* _STATED EXERCISE_: Gather up the lines that contain "value".

****

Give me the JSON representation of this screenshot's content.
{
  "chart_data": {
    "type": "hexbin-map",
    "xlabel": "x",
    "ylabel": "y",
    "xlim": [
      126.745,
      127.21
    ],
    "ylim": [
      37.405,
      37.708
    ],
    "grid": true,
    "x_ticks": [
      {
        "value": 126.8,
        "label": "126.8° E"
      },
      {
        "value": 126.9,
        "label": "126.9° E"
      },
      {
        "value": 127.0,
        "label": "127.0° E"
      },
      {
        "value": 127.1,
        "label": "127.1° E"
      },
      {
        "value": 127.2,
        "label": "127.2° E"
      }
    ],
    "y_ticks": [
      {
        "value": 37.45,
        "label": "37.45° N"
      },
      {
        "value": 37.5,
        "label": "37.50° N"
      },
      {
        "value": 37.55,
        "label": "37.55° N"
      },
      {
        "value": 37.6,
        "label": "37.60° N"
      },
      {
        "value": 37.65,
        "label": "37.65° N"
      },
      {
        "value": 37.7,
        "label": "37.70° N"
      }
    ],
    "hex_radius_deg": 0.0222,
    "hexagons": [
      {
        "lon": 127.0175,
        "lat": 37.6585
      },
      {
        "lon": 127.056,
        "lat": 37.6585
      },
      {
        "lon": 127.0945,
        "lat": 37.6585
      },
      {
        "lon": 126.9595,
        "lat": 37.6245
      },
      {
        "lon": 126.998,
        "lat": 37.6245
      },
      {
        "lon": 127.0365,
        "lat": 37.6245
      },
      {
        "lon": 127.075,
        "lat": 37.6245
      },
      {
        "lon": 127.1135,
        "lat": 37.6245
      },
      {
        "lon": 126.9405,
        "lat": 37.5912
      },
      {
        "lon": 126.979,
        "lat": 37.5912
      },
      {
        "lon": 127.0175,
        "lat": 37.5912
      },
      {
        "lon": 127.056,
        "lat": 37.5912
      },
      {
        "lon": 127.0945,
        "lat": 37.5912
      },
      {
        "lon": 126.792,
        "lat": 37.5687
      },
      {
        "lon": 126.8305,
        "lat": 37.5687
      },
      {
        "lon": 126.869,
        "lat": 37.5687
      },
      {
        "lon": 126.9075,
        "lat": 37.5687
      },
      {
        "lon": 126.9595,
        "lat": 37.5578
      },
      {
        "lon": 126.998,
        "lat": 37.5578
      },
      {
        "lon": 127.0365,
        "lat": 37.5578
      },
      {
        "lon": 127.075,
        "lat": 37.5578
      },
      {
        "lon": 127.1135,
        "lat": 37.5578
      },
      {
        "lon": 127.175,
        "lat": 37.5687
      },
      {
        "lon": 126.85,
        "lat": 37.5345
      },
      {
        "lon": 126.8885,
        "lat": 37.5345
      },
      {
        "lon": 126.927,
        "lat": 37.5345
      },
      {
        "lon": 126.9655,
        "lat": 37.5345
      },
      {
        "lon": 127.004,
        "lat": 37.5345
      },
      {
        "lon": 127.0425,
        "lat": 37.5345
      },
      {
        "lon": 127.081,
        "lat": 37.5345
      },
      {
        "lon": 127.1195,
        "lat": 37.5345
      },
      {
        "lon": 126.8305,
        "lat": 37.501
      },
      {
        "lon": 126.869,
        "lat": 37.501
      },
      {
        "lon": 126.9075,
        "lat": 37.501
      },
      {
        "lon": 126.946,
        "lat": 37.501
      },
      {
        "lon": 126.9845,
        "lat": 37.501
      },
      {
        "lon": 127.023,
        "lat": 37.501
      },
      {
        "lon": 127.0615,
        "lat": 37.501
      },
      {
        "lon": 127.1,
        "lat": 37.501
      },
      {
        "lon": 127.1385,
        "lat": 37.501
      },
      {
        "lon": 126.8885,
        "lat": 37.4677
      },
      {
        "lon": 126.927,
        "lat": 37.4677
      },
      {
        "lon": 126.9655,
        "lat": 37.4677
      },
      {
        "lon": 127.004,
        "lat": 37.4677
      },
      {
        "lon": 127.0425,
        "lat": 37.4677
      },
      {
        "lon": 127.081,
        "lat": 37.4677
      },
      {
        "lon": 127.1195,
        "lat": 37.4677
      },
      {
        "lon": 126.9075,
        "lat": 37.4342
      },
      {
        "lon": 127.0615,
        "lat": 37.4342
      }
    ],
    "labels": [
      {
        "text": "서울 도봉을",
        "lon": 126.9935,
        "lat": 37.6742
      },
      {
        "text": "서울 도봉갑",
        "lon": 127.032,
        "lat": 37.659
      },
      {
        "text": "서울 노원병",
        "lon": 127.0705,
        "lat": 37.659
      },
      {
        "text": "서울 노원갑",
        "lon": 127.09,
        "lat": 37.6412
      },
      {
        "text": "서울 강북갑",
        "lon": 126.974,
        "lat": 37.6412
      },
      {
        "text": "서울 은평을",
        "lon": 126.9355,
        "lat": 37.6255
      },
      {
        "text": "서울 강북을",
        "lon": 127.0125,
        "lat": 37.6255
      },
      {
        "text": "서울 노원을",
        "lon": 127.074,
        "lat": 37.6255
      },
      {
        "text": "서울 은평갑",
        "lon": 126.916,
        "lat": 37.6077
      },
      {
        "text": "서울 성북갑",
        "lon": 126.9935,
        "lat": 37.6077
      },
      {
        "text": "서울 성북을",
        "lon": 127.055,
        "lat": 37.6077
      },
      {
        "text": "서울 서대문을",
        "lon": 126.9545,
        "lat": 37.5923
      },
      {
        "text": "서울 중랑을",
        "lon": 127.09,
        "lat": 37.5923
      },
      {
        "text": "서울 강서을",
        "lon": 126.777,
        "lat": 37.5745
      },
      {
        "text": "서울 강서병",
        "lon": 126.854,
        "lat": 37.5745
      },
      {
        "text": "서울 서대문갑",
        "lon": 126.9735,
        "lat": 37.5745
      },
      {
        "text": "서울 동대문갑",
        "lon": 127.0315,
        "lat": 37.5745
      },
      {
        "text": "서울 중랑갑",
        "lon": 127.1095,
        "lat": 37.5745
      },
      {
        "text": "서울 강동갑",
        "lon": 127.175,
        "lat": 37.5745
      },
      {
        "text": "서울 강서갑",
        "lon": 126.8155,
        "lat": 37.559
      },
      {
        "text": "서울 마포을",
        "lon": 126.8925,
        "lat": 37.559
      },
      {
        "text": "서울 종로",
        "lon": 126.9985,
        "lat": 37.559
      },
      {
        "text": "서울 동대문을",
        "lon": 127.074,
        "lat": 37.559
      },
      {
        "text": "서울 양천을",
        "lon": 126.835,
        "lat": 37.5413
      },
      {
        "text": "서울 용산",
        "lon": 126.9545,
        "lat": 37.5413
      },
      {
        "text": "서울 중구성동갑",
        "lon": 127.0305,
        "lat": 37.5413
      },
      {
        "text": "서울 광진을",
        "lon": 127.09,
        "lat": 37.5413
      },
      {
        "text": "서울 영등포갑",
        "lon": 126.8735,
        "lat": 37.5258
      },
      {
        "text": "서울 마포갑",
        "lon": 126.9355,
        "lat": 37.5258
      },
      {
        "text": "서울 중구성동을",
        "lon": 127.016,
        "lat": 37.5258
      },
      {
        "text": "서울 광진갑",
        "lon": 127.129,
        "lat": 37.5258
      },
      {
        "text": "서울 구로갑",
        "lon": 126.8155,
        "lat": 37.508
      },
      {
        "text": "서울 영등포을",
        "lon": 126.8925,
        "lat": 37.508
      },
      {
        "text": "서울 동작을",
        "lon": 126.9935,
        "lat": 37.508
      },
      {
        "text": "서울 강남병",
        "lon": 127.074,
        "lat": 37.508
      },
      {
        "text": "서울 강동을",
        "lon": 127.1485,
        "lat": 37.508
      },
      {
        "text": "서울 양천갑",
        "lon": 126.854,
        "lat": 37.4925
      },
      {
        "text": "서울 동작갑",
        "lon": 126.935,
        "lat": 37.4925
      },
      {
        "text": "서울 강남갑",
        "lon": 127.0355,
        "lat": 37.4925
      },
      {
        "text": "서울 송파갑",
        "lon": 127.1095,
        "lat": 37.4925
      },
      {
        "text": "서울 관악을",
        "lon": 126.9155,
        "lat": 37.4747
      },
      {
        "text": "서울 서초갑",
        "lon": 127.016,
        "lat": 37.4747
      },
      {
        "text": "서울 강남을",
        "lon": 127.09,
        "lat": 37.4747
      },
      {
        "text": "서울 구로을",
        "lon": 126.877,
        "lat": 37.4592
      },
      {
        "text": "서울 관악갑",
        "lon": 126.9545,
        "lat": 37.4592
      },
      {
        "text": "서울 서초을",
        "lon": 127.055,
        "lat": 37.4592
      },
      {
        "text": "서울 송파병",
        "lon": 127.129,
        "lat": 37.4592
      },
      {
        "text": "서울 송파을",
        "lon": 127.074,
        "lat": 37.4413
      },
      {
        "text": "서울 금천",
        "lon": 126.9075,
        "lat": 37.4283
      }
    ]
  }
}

****

* _RIGHT ANSWER_:
        "value": 126.8,
        "value": 126.9,
        "value": 127.0,
        "value": 127.1,
        "value": 127.2,
        "value": 37.45,
        "value": 37.5,
        "value": 37.55,
        "value": 37.6,
        "value": 37.65,
        "value": 37.7,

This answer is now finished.